## The request
In the entries, find all lines that hold the word "recovery" and copy them.

++++ Data shown ++++

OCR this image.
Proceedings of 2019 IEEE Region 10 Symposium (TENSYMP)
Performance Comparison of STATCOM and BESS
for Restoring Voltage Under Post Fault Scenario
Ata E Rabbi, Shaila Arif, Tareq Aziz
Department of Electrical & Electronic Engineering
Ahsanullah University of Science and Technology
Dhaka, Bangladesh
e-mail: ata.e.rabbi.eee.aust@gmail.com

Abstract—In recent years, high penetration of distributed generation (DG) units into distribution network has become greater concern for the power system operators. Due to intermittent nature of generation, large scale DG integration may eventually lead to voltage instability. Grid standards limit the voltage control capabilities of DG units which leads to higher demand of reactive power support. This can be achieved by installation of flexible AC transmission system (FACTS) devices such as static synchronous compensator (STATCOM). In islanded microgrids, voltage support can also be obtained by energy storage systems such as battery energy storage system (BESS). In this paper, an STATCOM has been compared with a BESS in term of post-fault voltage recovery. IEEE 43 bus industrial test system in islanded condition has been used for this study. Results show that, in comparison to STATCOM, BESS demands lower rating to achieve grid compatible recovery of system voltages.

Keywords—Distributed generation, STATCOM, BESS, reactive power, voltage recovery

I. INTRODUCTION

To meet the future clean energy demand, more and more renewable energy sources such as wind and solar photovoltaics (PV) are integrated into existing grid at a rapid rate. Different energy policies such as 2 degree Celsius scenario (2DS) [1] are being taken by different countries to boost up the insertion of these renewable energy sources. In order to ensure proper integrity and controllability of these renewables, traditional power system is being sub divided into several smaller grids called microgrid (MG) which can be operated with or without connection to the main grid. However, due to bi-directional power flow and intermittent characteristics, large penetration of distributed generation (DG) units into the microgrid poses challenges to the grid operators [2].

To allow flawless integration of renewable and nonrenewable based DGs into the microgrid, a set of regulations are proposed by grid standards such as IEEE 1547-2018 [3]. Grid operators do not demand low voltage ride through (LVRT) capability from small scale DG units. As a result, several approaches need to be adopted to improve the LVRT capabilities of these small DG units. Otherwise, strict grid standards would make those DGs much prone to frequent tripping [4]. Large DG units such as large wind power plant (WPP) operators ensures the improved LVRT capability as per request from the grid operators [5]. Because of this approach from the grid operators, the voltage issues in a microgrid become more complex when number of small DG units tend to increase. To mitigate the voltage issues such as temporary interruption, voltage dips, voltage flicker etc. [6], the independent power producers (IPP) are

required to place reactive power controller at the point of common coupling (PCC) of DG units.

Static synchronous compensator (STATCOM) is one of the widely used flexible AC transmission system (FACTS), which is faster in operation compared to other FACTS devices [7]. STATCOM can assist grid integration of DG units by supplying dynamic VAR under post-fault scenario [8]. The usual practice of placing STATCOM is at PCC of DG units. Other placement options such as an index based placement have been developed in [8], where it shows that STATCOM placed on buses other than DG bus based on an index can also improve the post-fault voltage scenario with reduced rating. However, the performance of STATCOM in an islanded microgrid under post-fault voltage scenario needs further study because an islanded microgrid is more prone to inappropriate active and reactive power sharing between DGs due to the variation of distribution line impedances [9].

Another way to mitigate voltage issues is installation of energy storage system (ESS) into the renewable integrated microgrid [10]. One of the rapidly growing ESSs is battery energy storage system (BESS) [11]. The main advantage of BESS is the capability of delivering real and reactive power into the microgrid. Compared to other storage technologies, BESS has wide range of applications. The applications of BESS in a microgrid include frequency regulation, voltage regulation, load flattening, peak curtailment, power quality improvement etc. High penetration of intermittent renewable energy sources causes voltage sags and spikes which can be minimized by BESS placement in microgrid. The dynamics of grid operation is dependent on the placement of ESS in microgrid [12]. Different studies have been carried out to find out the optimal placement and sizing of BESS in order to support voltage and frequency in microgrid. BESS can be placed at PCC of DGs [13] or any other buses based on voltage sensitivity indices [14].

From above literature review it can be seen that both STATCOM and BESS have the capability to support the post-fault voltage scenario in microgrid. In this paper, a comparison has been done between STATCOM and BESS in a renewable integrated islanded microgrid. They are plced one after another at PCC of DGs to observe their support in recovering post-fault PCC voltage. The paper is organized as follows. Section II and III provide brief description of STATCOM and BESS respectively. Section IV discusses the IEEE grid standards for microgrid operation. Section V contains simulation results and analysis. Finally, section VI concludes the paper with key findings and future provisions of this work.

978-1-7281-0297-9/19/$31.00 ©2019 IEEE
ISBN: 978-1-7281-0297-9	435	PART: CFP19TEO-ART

++++

## Reply to the exercise
Abstract—In recent years, high penetration of distributed generation (DG) units into distribution network has become greater concern for the power system operators. Due to intermittent nature of generation, large scale DG integration may eventually lead to voltage instability. Grid standards limit the voltage control capabilities of DG units which leads to higher demand of reactive power support. This can be achieved by installation of flexible AC transmission system (FACTS) devices such as static synchronous compensator (STATCOM). In islanded microgrids, voltage support can also be obtained by energy storage systems such as battery energy storage system (BESS). In this paper, an STATCOM has been compared with a BESS in term of post-fault voltage recovery. IEEE 43 bus industrial test system in islanded condition has been used for this study. Results show that, in comparison to STATCOM, BESS demands lower rating to achieve grid compatible recovery of system voltages.
Keywords—Distributed generation, STATCOM, BESS, reactive power, voltage recovery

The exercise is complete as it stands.